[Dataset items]
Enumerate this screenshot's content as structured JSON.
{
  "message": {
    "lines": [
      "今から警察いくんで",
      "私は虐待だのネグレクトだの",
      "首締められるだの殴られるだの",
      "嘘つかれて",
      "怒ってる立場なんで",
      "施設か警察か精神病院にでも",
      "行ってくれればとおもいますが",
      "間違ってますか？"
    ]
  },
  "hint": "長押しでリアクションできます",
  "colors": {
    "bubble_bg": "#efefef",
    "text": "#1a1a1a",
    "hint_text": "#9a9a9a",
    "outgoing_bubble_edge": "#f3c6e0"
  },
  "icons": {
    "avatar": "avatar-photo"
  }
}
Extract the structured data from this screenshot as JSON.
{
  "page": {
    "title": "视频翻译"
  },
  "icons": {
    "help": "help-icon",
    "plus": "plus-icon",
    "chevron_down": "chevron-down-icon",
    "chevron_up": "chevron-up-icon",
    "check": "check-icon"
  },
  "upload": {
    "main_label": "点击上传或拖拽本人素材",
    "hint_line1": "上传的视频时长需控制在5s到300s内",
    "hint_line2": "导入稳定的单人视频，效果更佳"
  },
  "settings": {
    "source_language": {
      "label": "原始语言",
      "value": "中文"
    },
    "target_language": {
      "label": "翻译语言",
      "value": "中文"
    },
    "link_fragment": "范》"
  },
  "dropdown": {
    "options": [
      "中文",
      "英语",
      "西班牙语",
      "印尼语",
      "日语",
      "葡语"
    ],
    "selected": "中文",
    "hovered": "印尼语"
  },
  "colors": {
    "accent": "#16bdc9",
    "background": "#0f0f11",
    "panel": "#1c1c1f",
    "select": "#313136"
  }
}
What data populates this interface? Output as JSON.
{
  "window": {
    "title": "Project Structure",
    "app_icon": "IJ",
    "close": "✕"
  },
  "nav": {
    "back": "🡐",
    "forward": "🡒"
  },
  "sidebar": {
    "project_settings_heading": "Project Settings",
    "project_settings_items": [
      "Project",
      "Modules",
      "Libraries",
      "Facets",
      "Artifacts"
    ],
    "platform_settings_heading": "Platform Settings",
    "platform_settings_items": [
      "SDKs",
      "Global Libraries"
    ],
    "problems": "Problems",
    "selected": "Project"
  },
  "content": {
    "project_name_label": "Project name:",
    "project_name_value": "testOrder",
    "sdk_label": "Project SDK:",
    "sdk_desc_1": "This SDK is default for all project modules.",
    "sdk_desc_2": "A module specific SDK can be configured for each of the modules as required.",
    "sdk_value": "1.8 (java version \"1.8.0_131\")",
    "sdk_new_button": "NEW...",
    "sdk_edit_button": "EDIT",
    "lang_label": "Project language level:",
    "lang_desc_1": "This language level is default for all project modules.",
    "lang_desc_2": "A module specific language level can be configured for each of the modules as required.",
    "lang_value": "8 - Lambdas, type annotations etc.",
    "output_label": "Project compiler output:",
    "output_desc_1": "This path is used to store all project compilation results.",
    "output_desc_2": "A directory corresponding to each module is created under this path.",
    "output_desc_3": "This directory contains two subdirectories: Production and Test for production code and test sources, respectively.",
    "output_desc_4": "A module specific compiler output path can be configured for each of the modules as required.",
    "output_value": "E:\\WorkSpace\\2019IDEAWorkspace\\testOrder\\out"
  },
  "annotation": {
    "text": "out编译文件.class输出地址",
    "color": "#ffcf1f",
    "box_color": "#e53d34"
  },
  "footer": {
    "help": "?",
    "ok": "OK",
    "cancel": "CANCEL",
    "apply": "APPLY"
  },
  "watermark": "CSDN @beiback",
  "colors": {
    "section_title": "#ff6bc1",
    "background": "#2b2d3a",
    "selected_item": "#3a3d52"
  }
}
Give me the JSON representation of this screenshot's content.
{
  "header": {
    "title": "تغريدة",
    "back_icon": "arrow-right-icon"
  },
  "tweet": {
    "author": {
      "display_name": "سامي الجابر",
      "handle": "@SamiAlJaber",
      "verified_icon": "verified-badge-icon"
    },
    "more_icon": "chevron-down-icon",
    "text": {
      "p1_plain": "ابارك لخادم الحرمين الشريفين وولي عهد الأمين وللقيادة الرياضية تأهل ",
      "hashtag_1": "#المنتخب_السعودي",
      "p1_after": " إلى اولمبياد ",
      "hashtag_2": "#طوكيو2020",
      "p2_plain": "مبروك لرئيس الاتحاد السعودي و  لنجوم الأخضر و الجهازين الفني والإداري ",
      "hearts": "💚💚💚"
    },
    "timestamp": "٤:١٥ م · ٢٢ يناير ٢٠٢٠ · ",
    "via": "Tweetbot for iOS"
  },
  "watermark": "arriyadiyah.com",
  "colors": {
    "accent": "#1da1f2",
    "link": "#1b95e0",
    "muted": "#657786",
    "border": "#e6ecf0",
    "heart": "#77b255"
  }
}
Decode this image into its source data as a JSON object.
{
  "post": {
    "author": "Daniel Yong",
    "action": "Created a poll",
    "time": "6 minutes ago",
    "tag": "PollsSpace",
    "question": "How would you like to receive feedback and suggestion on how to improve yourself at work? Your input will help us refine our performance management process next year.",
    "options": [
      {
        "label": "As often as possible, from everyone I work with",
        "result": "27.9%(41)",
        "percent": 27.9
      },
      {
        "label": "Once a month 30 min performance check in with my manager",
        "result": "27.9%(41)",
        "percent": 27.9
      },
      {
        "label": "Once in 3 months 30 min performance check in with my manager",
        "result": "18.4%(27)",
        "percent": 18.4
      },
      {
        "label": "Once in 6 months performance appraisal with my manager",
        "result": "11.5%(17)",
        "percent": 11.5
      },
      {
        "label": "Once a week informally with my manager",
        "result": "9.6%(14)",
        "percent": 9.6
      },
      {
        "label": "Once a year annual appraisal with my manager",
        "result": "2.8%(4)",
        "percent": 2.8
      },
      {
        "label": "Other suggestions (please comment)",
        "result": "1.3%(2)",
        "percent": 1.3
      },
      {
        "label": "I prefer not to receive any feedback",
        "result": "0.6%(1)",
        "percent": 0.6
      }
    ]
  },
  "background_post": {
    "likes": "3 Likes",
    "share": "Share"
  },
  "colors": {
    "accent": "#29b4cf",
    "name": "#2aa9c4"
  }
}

EXERCISE — The entries above must be returned exactly.

SOLUTION TO THIS PROBLEM —
Enumerate this screenshot's content as structured JSON.
{
  "message": {
    "lines": [
      "今から警察いくんで",
      "私は虐待だのネグレクトだの",
      "首締められるだの殴られるだの",
      "嘘つかれて",
      "怒ってる立場なんで",
      "施設か警察か精神病院にでも",
      "行ってくれればとおもいますが",
      "間違ってますか？"
    ]
  },
  "hint": "長押しでリアクションできます",
  "colors": {
    "bubble_bg": "#efefef",
    "text": "#1a1a1a",
    "hint_text": "#9a9a9a",
    "outgoing_bubble_edge": "#f3c6e0"
  },
  "icons": {
    "avatar": "avatar-photo"
  }
}
Extract the structured data from this screenshot as JSON.
{
  "page": {
    "title": "视频翻译"
  },
  "icons": {
    "help": "help-icon",
    "plus": "plus-icon",
    "chevron_down": "chevron-down-icon",
    "chevron_up": "chevron-up-icon",
    "check": "check-icon"
  },
  "upload": {
    "main_label": "点击上传或拖拽本人素材",
    "hint_line1": "上传的视频时长需控制在5s到300s内",
    "hint_line2": "导入稳定的单人视频，效果更佳"
  },
  "settings": {
    "source_language": {
      "label": "原始语言",
      "value": "中文"
    },
    "target_language": {
      "label": "翻译语言",
      "value": "中文"
    },
    "link_fragment": "范》"
  },
  "dropdown": {
    "options": [
      "中文",
      "英语",
      "西班牙语",
      "印尼语",
      "日语",
      "葡语"
    ],
    "selected": "中文",
    "hovered": "印尼语"
  },
  "colors": {
    "accent": "#16bdc9",
    "background": "#0f0f11",
    "panel": "#1c1c1f",
    "select": "#313136"
  }
}
What data populates this interface? Output as JSON.
{
  "window": {
    "title": "Project Structure",
    "app_icon": "IJ",
    "close": "✕"
  },
  "nav": {
    "back": "🡐",
    "forward": "🡒"
  },
  "sidebar": {
    "project_settings_heading": "Project Settings",
    "project_settings_items": [
      "Project",
      "Modules",
      "Libraries",
      "Facets",
      "Artifacts"
    ],
    "platform_settings_heading": "Platform Settings",
    "platform_settings_items": [
      "SDKs",
      "Global Libraries"
    ],
    "problems": "Problems",
    "selected": "Project"
  },
  "content": {
    "project_name_label": "Project name:",
    "project_name_value": "testOrder",
    "sdk_label": "Project SDK:",
    "sdk_desc_1": "This SDK is default for all project modules.",
    "sdk_desc_2": "A module specific SDK can be configured for each of the modules as required.",
    "sdk_value": "1.8 (java version \"1.8.0_131\")",
    "sdk_new_button": "NEW...",
    "sdk_edit_button": "EDIT",
    "lang_label": "Project language level:",
    "lang_desc_1": "This language level is default for all project modules.",
    "lang_desc_2": "A module specific language level can be configured for each of the modules as required.",
    "lang_value": "8 - Lambdas, type annotations etc.",
    "output_label": "Project compiler output:",
    "output_desc_1": "This path is used to store all project compilation results.",
    "output_desc_2": "A directory corresponding to each module is created under this path.",
    "output_desc_3": "This directory contains two subdirectories: Production and Test for production code and test sources, respectively.",
    "output_desc_4": "A module specific compiler output path can be configured for each of the modules as required.",
    "output_value": "E:\\WorkSpace\\2019IDEAWorkspace\\testOrder\\out"
  },
  "annotation": {
    "text": "out编译文件.class输出地址",
    "color": "#ffcf1f",
    "box_color": "#e53d34"
  },
  "footer": {
    "help": "?",
    "ok": "OK",
    "cancel": "CANCEL",
    "apply": "APPLY"
  },
  "watermark": "CSDN @beiback",
  "colors": {
    "section_title": "#ff6bc1",
    "background": "#2b2d3a",
    "selected_item": "#3a3d52"
  }
}
Give me the JSON representation of this screenshot's content.
{
  "header": {
    "title": "تغريدة",
    "back_icon": "arrow-right-icon"
  },
  "tweet": {
    "author": {
      "display_name": "سامي الجابر",
      "handle": "@SamiAlJaber",
      "verified_icon": "verified-badge-icon"
    },
    "more_icon": "chevron-down-icon",
    "text": {
      "p1_plain": "ابارك لخادم الحرمين الشريفين وولي عهد الأمين وللقيادة الرياضية تأهل ",
      "hashtag_1": "#المنتخب_السعودي",
      "p1_after": " إلى اولمبياد ",
      "hashtag_2": "#طوكيو2020",
      "p2_plain": "مبروك لرئيس الاتحاد السعودي و  لنجوم الأخضر و الجهازين الفني والإداري ",
      "hearts": "💚💚💚"
    },
    "timestamp": "٤:١٥ م · ٢٢ يناير ٢٠٢٠ · ",
    "via": "Tweetbot for iOS"
  },
  "watermark": "arriyadiyah.com",
  "colors": {
    "accent": "#1da1f2",
    "link": "#1b95e0",
    "muted": "#657786",
    "border": "#e6ecf0",
    "heart": "#77b255"
  }
}
Decode this image into its source data as a JSON object.
{
  "post": {
    "author": "Daniel Yong",
    "action": "Created a poll",
    "time": "6 minutes ago",
    "tag": "PollsSpace",
    "question": "How would you like to receive feedback and suggestion on how to improve yourself at work? Your input will help us refine our performance management process next year.",
    "options": [
      {
        "label": "As often as possible, from everyone I work with",
        "result": "27.9%(41)",
        "percent": 27.9
      },
      {
        "label": "Once a month 30 min performance check in with my manager",
        "result": "27.9%(41)",
        "percent": 27.9
      },
      {
        "label": "Once in 3 months 30 min performance check in with my manager",
        "result": "18.4%(27)",
        "percent": 18.4
      },
      {
        "label": "Once in 6 months performance appraisal with my manager",
        "result": "11.5%(17)",
        "percent": 11.5
      },
      {
        "label": "Once a week informally with my manager",
        "result": "9.6%(14)",
        "percent": 9.6
      },
      {
        "label": "Once a year annual appraisal with my manager",
        "result": "2.8%(4)",
        "percent": 2.8
      },
      {
        "label": "Other suggestions (please comment)",
        "result": "1.3%(2)",
        "percent": 1.3
      },
      {
        "label": "I prefer not to receive any feedback",
        "result": "0.6%(1)",
        "percent": 0.6
      }
    ]
  },
  "background_post": {
    "likes": "3 Likes",
    "share": "Share"
  },
  "colors": {
    "accent": "#29b4cf",
    "name": "#2aa9c4"
  }
}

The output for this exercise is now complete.